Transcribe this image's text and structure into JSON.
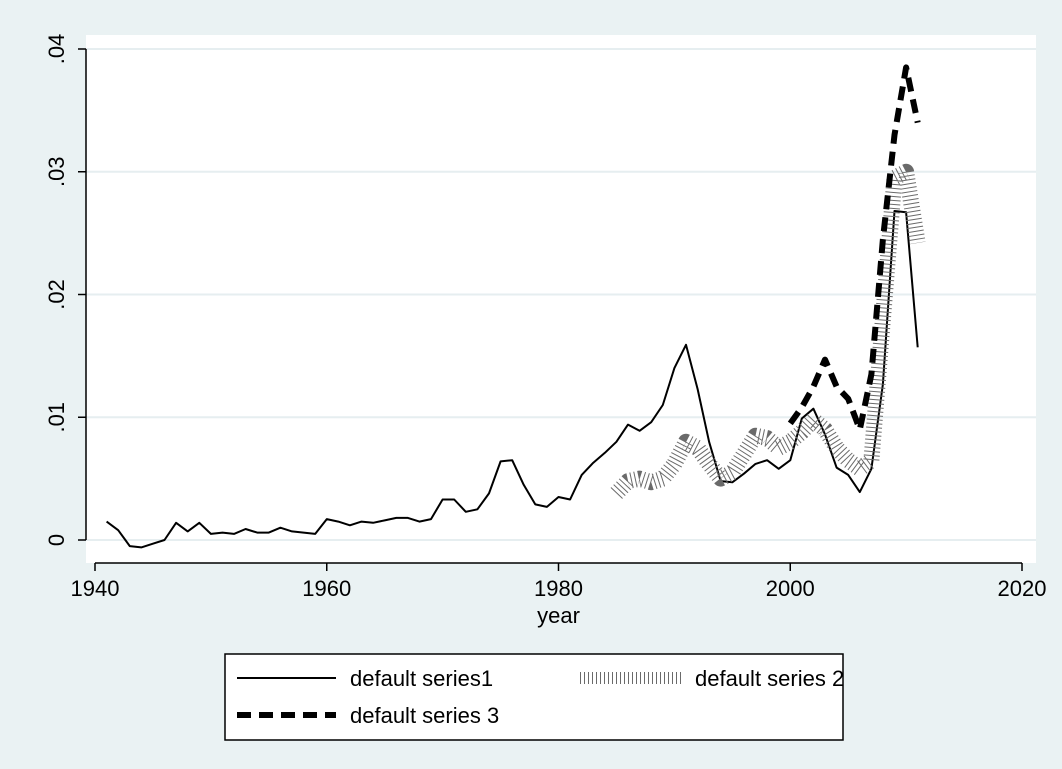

==

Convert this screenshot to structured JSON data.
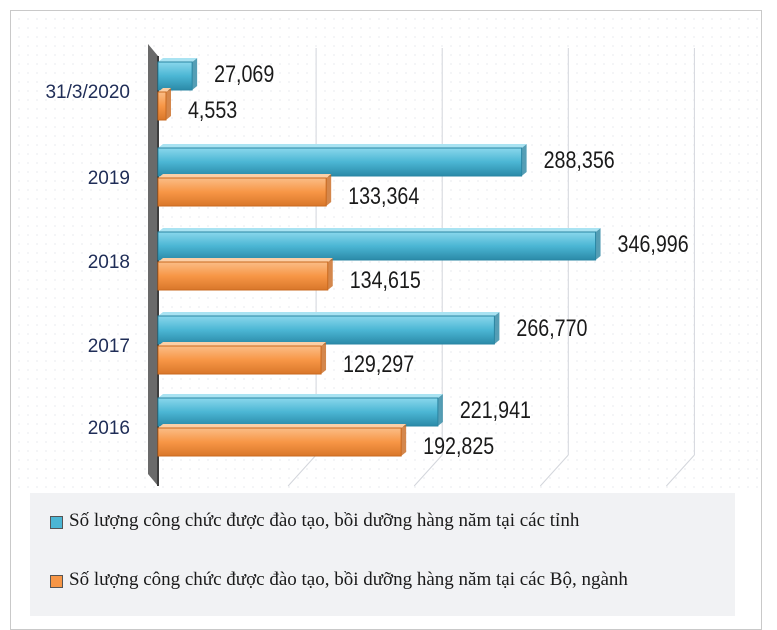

==

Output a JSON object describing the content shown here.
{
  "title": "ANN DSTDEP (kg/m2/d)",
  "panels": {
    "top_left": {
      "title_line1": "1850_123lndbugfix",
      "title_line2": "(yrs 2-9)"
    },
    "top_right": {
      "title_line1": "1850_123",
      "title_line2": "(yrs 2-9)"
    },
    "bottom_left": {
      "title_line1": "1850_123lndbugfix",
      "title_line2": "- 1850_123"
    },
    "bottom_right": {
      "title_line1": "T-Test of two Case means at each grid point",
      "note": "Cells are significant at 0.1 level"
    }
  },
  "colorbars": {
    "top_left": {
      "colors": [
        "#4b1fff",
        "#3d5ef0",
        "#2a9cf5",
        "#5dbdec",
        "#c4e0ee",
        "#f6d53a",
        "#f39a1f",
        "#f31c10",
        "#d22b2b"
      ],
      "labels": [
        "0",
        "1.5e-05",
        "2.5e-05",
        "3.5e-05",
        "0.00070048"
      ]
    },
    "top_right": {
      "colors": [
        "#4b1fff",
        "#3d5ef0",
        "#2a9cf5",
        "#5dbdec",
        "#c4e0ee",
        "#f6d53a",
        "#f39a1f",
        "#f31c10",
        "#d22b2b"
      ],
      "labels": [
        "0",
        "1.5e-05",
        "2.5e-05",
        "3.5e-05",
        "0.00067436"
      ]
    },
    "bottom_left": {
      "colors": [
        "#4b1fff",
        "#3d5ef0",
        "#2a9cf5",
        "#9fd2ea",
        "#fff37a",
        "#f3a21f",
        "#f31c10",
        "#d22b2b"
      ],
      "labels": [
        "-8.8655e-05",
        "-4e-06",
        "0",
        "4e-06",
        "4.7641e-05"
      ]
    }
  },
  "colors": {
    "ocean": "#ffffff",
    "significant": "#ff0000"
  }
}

What you have to do:
Pick out each line in the material containing "this".

Exercise response:
Transcribe this image's text and structure into JSON.
Convert this screenshot to structured JSON data.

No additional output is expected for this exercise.